*Exercise brief*
Search the data for the word "Lluís" and copy every line where it occurs.

**** Material provided ****

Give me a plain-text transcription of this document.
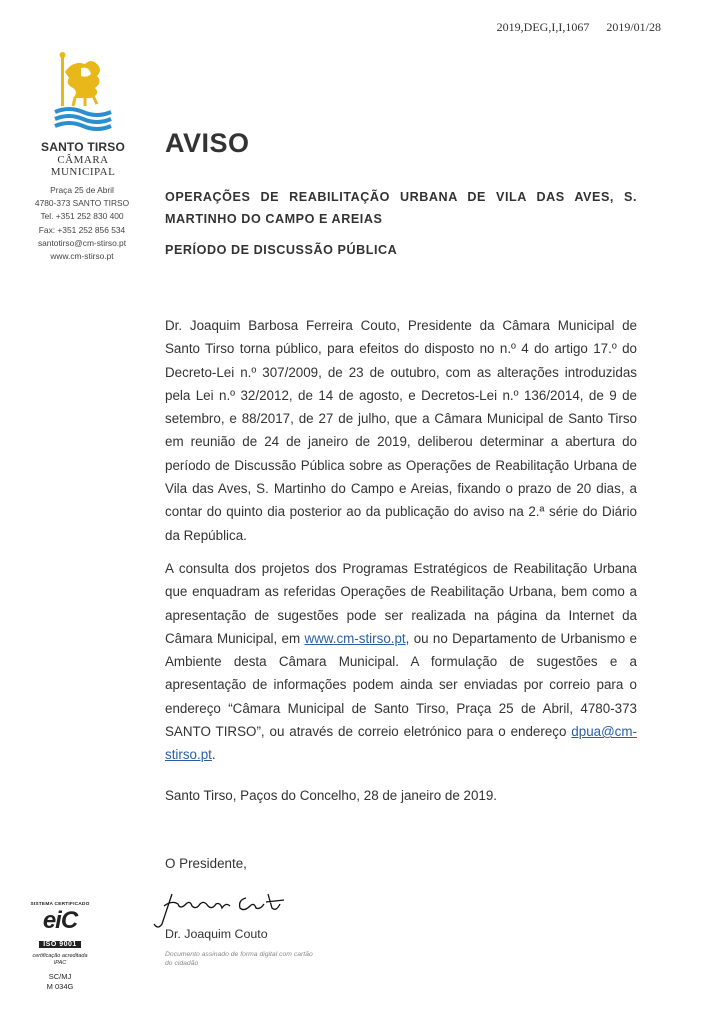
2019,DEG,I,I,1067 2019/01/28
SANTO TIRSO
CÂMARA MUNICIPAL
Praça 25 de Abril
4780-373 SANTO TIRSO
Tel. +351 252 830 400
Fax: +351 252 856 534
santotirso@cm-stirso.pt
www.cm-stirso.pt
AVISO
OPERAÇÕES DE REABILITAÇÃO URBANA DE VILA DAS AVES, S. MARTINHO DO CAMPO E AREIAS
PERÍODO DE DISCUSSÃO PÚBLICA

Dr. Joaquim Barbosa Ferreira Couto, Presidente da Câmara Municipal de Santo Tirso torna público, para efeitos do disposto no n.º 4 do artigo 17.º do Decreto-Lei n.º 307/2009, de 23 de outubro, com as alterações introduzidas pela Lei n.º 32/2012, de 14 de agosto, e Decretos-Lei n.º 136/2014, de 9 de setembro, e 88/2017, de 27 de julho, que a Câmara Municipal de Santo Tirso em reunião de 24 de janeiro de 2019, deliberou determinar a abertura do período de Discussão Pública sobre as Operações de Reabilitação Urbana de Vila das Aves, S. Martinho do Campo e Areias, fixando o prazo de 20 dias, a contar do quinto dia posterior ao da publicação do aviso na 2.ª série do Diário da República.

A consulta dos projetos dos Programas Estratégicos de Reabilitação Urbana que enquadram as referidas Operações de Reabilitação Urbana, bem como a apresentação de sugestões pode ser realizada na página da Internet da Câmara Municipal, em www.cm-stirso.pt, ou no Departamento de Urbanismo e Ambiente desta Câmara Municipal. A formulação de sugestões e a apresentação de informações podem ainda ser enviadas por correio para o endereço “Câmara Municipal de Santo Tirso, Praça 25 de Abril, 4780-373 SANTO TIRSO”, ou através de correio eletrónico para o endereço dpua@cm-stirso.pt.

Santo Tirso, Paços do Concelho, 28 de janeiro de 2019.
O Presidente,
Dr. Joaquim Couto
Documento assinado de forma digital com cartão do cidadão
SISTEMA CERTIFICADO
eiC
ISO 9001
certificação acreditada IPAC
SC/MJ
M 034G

****
**** Material provided ****

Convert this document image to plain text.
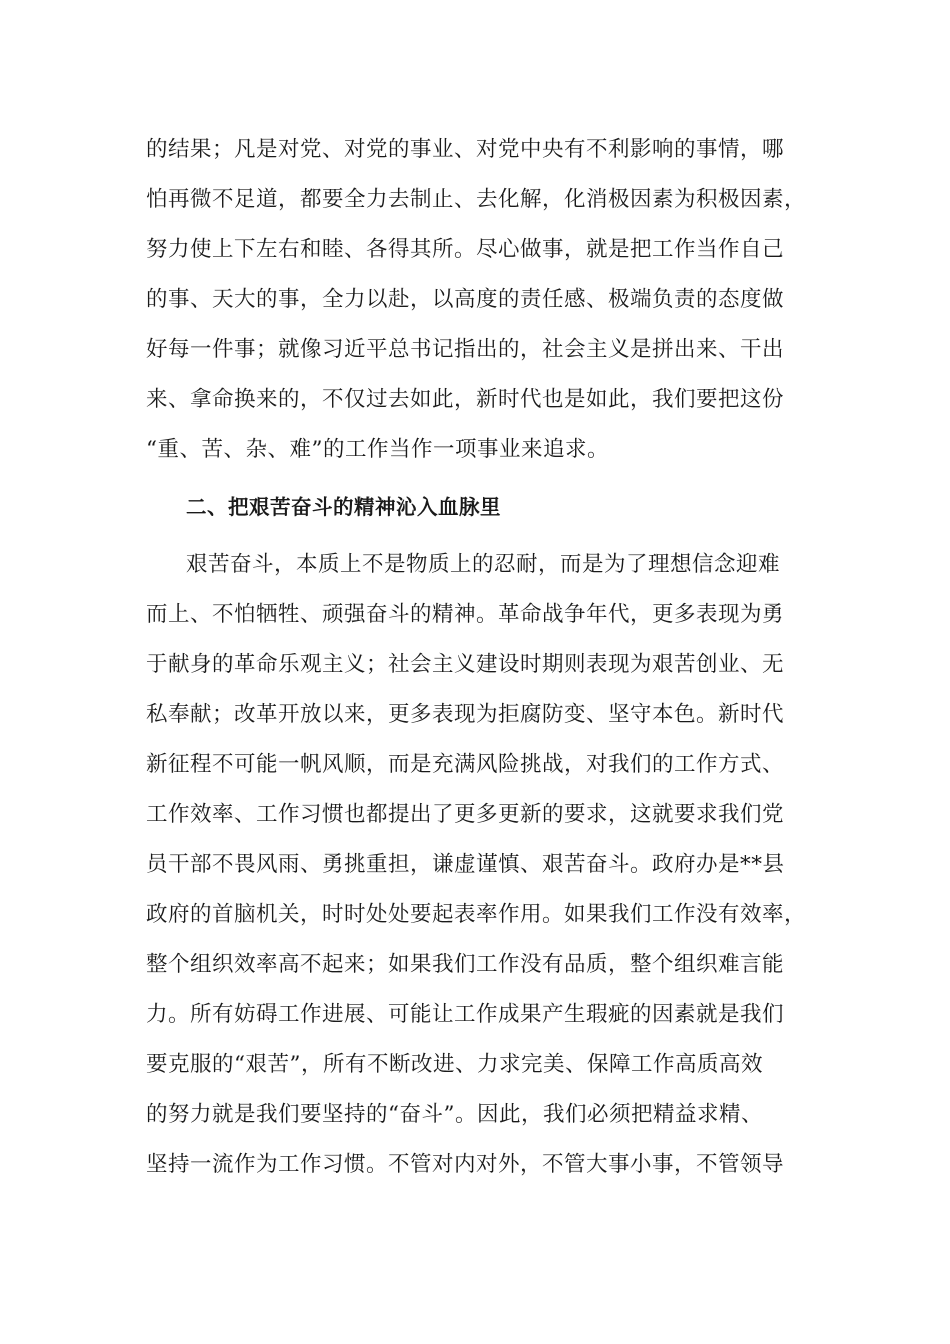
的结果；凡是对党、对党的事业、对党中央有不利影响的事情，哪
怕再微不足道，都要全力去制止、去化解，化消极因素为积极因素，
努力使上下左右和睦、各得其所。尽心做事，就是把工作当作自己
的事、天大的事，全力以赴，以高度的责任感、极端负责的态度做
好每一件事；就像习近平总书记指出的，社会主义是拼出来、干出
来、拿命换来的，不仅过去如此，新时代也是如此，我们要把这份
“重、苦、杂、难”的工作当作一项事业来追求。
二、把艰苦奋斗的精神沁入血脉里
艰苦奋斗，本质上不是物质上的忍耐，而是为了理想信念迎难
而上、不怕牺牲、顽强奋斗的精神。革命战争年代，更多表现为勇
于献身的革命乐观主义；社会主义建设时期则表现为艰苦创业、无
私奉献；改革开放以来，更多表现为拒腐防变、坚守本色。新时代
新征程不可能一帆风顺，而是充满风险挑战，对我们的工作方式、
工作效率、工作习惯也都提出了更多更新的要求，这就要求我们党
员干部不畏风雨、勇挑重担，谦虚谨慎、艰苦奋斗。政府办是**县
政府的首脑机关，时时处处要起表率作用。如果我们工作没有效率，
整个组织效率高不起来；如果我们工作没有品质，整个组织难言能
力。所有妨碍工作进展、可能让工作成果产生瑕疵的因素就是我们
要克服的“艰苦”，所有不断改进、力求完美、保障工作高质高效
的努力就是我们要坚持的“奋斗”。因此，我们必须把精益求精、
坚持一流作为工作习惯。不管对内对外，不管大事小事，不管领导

****
**** Material provided ****

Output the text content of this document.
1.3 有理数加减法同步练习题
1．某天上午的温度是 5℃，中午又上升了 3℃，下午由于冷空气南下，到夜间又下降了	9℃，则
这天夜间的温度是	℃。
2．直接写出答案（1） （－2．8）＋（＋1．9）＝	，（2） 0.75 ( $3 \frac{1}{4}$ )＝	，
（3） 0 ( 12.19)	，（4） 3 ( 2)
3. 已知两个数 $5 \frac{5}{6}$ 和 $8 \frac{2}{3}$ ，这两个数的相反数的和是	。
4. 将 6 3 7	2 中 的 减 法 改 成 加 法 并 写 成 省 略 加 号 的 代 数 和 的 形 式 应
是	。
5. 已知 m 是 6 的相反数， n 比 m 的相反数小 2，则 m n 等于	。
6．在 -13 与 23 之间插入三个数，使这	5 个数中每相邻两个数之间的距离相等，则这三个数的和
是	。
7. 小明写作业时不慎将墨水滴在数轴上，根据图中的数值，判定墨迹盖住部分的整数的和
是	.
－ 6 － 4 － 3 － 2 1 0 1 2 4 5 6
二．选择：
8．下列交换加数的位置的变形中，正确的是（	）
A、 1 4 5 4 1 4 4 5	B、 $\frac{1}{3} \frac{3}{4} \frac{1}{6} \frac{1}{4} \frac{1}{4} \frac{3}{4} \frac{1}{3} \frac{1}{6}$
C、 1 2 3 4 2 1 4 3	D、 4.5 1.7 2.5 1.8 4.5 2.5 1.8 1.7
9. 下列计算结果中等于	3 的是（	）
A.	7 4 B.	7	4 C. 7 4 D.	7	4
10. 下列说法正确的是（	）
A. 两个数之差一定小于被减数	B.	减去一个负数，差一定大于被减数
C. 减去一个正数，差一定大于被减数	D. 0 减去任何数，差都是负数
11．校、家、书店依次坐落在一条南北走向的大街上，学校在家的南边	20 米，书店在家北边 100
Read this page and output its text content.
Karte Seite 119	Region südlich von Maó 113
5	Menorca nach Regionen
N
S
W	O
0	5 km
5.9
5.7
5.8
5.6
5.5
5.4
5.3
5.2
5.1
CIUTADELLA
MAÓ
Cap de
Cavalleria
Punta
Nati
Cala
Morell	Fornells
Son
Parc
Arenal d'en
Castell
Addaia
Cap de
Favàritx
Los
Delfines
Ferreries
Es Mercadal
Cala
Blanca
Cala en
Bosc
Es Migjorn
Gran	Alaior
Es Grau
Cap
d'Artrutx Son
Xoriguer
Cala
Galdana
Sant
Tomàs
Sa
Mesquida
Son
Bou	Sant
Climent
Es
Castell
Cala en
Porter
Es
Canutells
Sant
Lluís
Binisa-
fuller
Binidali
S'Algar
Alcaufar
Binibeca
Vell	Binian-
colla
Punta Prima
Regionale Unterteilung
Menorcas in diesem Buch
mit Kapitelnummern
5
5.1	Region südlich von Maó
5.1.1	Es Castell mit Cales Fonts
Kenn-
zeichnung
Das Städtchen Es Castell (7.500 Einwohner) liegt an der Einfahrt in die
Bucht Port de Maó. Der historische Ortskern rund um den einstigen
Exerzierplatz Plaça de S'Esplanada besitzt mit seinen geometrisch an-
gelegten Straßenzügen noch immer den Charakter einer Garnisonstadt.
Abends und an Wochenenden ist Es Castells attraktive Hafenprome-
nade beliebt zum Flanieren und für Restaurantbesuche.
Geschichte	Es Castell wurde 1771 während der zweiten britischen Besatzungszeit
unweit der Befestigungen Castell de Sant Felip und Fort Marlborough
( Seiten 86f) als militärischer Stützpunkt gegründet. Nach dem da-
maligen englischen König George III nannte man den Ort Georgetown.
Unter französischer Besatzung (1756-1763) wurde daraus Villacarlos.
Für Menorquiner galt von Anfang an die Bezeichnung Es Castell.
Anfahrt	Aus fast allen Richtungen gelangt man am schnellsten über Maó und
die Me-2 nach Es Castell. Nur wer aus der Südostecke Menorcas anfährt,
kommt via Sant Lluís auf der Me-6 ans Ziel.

****

*The completed task*
Lluís
kommt via Sant Lluís auf der Me-6 ans Ziel.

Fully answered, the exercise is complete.